Il tuo obiettivo
Ricopia per intero il brano su Neruda, senza cambiare nulla.

Neruda parte quindi per Marsiglia, dove s'imbarca diretto in India.
Ha inizio, così, per una serie di circostanze fortuite,
un'esperienza che sarà decisiva per la spiritualità
nerudiana e, di conseguenza, per la sua poesia. Il suo vagare da
Rangoon -dove conosce l'inquietante amore della birmana Josie
Bliss, che canterà nelle Residencias e ancora ricorderà nel
Memorial de Isla
Negra e nelle Memorie- a Ceylon, a Batavia -dove si
sposa con un'olandese, Maria Antonietta Agenaar, dalla quale
più tardi divorzierà- lo pone a contatto di una
realtà sconvolgente, dove miseria e ricchezza convivono
strettamente, di un mondo in cui l'uomo rivela la propria
condizione miserabile di fronte all'indifferenza degli dei e degli
uomini: la «lampada sulla terra» che si spegne nel
fango del sobborgo.

Dati
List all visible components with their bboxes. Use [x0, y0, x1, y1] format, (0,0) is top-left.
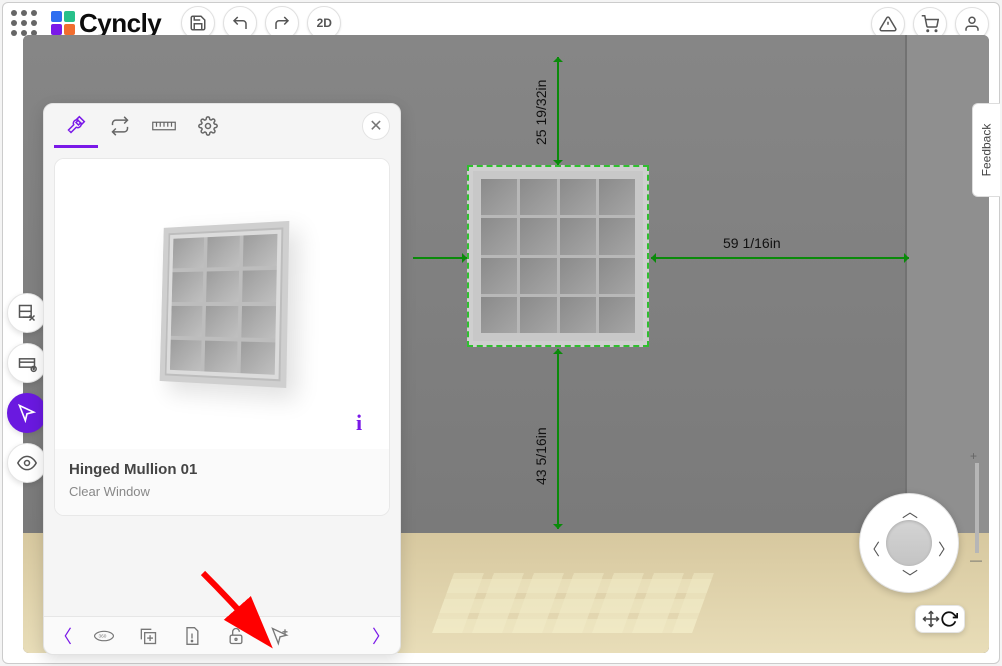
lock-icon[interactable]: [224, 626, 248, 646]
orbit-center-icon[interactable]: [886, 520, 932, 566]
item-card[interactable]: i Hinged Mullion 01 Clear Window: [54, 158, 390, 516]
brand-logo: Cyncly: [51, 8, 161, 39]
rotate-360-icon[interactable]: 360: [92, 627, 116, 645]
orbit-right-icon[interactable]: 〉: [938, 536, 954, 560]
tab-settings[interactable]: [186, 104, 230, 148]
warning-doc-icon[interactable]: [180, 626, 204, 646]
footer-next-button[interactable]: 〉: [372, 623, 390, 649]
select-tool-button[interactable]: [7, 393, 47, 433]
furniture-tool-button[interactable]: [7, 343, 47, 383]
panel-tab-strip: ✕: [44, 104, 400, 148]
panel-footer-toolbar: 〈 360 〉: [44, 616, 400, 654]
select-plus-icon[interactable]: [268, 626, 292, 646]
dimension-label-top[interactable]: 25 19/32in: [533, 80, 549, 145]
reset-view-icon[interactable]: [940, 610, 958, 628]
dimension-label-right[interactable]: 59 1/16in: [723, 235, 781, 251]
orbit-dpad[interactable]: ︿ ﹀ 〈 〉: [859, 493, 959, 593]
brand-mark-icon: [51, 11, 75, 35]
visibility-tool-button[interactable]: [7, 443, 47, 483]
drag-grip-icon[interactable]: [11, 10, 41, 36]
duplicate-icon[interactable]: [136, 626, 160, 646]
brand-name: Cyncly: [79, 8, 161, 39]
svg-text:360: 360: [99, 633, 107, 638]
info-button[interactable]: i: [345, 409, 373, 437]
dimension-line-right: [651, 257, 909, 259]
window-preview-icon: [160, 221, 290, 388]
feedback-label: Feedback: [980, 124, 994, 177]
dimension-line-bottom: [557, 349, 559, 529]
panel-close-button[interactable]: ✕: [362, 112, 390, 140]
pan-tool-icon[interactable]: [922, 610, 940, 628]
orbit-up-icon[interactable]: ︿: [902, 498, 918, 522]
dimension-label-bottom[interactable]: 43 5/16in: [533, 427, 549, 485]
dimension-line-left-stub: [413, 257, 467, 259]
left-tool-rail: [7, 293, 47, 483]
orbit-down-icon[interactable]: ﹀: [902, 564, 918, 588]
item-thumbnail: i: [55, 159, 389, 449]
view-navigator: ︿ ﹀ 〈 〉: [849, 493, 969, 633]
selected-window-object[interactable]: [467, 165, 649, 347]
item-subtitle: Clear Window: [69, 484, 375, 499]
item-title: Hinged Mullion 01: [69, 461, 375, 478]
feedback-tab[interactable]: Feedback: [972, 103, 1000, 197]
orbit-left-icon[interactable]: 〈: [864, 536, 880, 560]
zoom-slider[interactable]: [975, 463, 979, 553]
floorplan-tool-button[interactable]: [7, 293, 47, 333]
dimension-line-top: [557, 57, 559, 165]
footer-prev-button[interactable]: 〈: [54, 623, 72, 649]
tab-measure[interactable]: [142, 104, 186, 148]
properties-panel: ✕ i Hinged Mullion 01: [43, 103, 401, 655]
tab-tools[interactable]: [54, 104, 98, 148]
tab-swap[interactable]: [98, 104, 142, 148]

Risultato dell'esercizio
Neruda parte quindi per Marsiglia, dove s'imbarca diretto in India.
Ha inizio, così, per una serie di circostanze fortuite,
un'esperienza che sarà decisiva per la spiritualità
nerudiana e, di conseguenza, per la sua poesia. Il suo vagare da
Rangoon -dove conosce l'inquietante amore della birmana Josie
Bliss, che canterà nelle Residencias e ancora ricorderà nel
Memorial de Isla
Negra e nelle Memorie- a Ceylon, a Batavia -dove si
sposa con un'olandese, Maria Antonietta Agenaar, dalla quale
più tardi divorzierà- lo pone a contatto di una
realtà sconvolgente, dove miseria e ricchezza convivono
strettamente, di un mondo in cui l'uomo rivela la propria
condizione miserabile di fronte all'indifferenza degli dei e degli
uomini: la «lampada sulla terra» che si spegne nel
fango del sobborgo.